== Supplied material

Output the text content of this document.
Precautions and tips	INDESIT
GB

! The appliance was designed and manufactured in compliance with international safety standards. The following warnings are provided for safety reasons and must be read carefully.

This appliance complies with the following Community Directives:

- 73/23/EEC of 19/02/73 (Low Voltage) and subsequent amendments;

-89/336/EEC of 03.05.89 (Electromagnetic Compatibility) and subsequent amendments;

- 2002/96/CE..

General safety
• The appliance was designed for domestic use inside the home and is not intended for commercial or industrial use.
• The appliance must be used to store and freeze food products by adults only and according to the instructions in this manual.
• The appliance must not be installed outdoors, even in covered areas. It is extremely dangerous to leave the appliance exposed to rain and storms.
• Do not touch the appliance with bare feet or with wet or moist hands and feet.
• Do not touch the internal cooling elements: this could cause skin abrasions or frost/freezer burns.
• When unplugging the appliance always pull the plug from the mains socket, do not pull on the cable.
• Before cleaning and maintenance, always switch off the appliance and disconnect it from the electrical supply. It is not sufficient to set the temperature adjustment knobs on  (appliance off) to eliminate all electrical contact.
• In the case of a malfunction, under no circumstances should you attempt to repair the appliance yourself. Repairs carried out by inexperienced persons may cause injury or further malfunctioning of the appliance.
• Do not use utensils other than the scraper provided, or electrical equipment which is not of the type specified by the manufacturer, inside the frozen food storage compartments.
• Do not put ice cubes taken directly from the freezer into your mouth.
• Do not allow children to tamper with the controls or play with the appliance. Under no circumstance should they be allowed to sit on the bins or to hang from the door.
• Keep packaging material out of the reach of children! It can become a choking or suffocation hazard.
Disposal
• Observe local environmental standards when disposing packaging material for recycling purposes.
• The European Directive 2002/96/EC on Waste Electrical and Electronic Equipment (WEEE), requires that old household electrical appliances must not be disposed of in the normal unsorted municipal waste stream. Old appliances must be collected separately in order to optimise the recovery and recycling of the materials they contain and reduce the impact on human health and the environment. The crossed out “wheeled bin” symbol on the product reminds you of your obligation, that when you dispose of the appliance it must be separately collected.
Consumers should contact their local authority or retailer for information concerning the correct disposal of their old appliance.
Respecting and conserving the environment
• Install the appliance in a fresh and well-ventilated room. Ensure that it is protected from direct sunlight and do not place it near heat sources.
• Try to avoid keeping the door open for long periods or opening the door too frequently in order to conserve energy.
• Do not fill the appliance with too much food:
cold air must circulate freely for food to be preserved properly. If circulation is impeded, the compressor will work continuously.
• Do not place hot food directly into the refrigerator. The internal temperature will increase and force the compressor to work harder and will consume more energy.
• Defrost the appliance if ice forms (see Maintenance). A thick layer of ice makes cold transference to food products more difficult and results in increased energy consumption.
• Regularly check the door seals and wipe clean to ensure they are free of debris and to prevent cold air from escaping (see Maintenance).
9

====

Gather each line that holds "safety".

**Answer to this problem**
! The appliance was designed and manufactured in compliance with international safety standards. The following warnings are provided for safety reasons and must be read carefully.
General safety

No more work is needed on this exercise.